* Begin Information given *

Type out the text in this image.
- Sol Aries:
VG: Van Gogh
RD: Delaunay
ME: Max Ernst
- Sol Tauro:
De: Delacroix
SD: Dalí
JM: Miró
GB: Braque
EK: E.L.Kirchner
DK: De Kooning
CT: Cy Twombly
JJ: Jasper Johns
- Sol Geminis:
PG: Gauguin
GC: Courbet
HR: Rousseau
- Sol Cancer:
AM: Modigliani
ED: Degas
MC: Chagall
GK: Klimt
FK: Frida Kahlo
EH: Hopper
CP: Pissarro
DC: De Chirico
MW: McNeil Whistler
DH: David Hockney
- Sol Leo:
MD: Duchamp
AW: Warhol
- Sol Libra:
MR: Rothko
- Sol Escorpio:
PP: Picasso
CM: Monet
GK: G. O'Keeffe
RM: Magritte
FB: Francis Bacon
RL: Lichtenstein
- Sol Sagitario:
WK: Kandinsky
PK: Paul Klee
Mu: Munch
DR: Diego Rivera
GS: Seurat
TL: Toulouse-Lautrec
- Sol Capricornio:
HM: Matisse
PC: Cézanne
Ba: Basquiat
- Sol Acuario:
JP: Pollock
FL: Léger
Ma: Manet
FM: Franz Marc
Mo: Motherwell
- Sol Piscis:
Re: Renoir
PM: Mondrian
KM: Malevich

* End Information given *

Problem details: Write out the material exactly as given.

Task response:
Type out the text in this image.
- Sol Aries:
VG: Van Gogh
RD: Delaunay
ME: Max Ernst
- Sol Tauro:
De: Delacroix
SD: Dalí
JM: Miró
GB: Braque
EK: E.L.Kirchner
DK: De Kooning
CT: Cy Twombly
JJ: Jasper Johns
- Sol Geminis:
PG: Gauguin
GC: Courbet
HR: Rousseau
- Sol Cancer:
AM: Modigliani
ED: Degas
MC: Chagall
GK: Klimt
FK: Frida Kahlo
EH: Hopper
CP: Pissarro
DC: De Chirico
MW: McNeil Whistler
DH: David Hockney
- Sol Leo:
MD: Duchamp
AW: Warhol
- Sol Libra:
MR: Rothko
- Sol Escorpio:
PP: Picasso
CM: Monet
GK: G. O'Keeffe
RM: Magritte
FB: Francis Bacon
RL: Lichtenstein
- Sol Sagitario:
WK: Kandinsky
PK: Paul Klee
Mu: Munch
DR: Diego Rivera
GS: Seurat
TL: Toulouse-Lautrec
- Sol Capricornio:
HM: Matisse
PC: Cézanne
Ba: Basquiat
- Sol Acuario:
JP: Pollock
FL: Léger
Ma: Manet
FM: Franz Marc
Mo: Motherwell
- Sol Piscis:
Re: Renoir
PM: Mondrian
KM: Malevich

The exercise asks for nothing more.